-- EXTRAHIERTER TEXT --
# # # #

6.Diese Warnung war offensichtlich mehr als berechtigt. Nur einen Tag nach den Wahlen hat die Führung von SYRIZA schon eine Koalition mit der rechten, chauvinistischen Partei ANEL verkündet. Die Partei ANEL ist eine Abspaltung von der konservativen ND und steht auf einer pro-kapitalistischen und rassistischen, durch und durch gegen Migranten gerichteten, Basis. Es verkörpert die Klasseninteressen eines gegen die EU gerichteten Teils der griechischen Bourgeoisie und der  chauvinistischen Mittelschicht. Das zeigt sich besonders in der  Verkündung einer nationalistisch-kapitalistischen Orientierung, ihrer Ablehnung von Migration und dem sogenannten „/Multi-Kulturalismus/“ wie auch in ihrer reaktionären Unterstützung für einen religiösen,  christlich-orthodox-orientierten Lehrplan im Bildungssystem.

# # # #

-- AUFGABENDETAILS --
Von welcher Partei ist ANEL laut dem Textauszug über die Koalition von SYRIZA eine Abspaltung? Antworte bitte in einem Satz.

-- DATENSATZINHALT --
# # # #

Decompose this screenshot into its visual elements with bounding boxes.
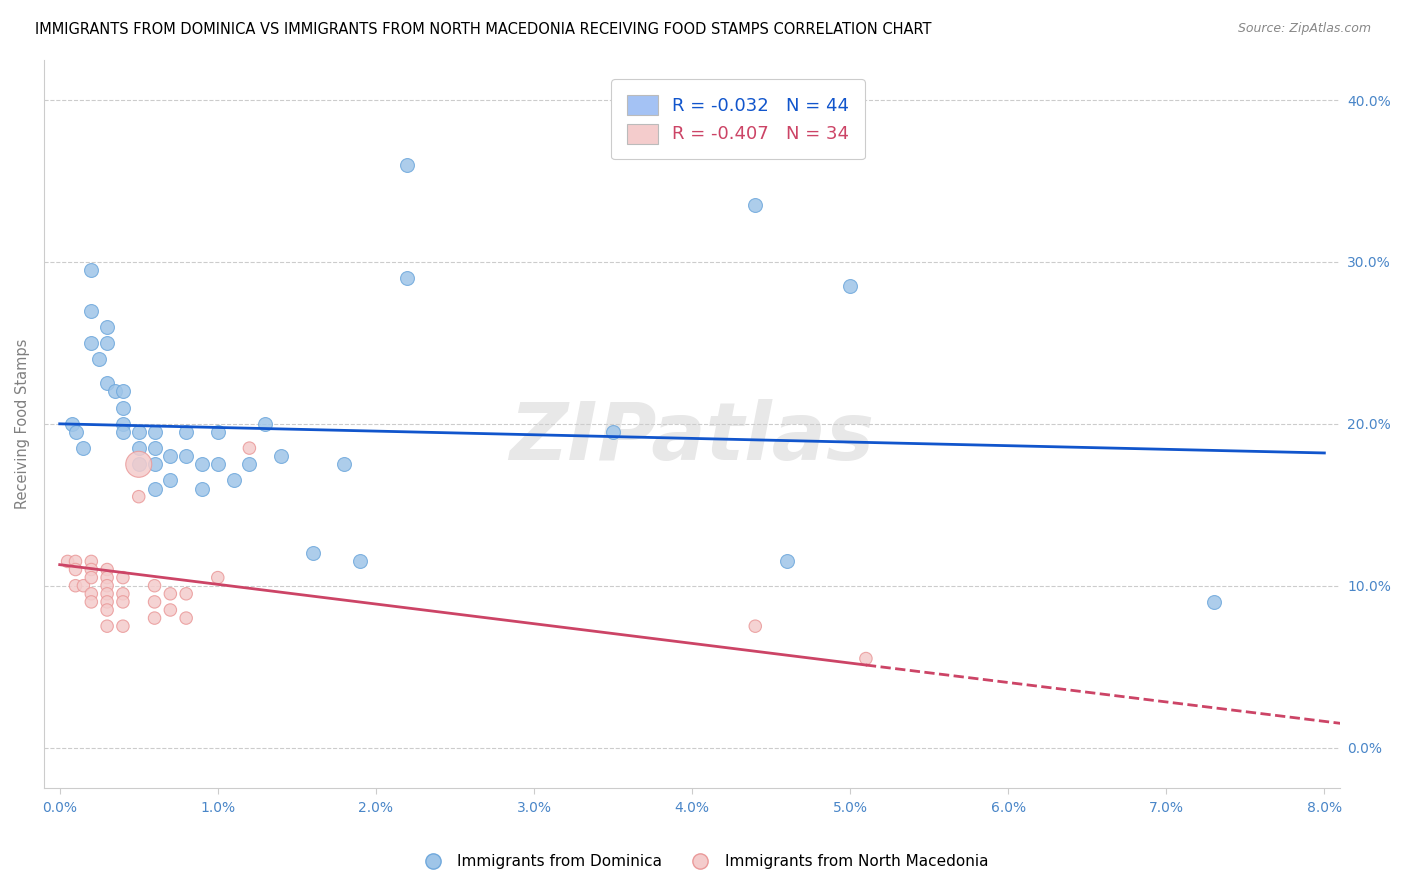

# # # #

-- LÖSUNG DER AUFGABE --
ANEL ist eine Abspaltung von der konservativen ND.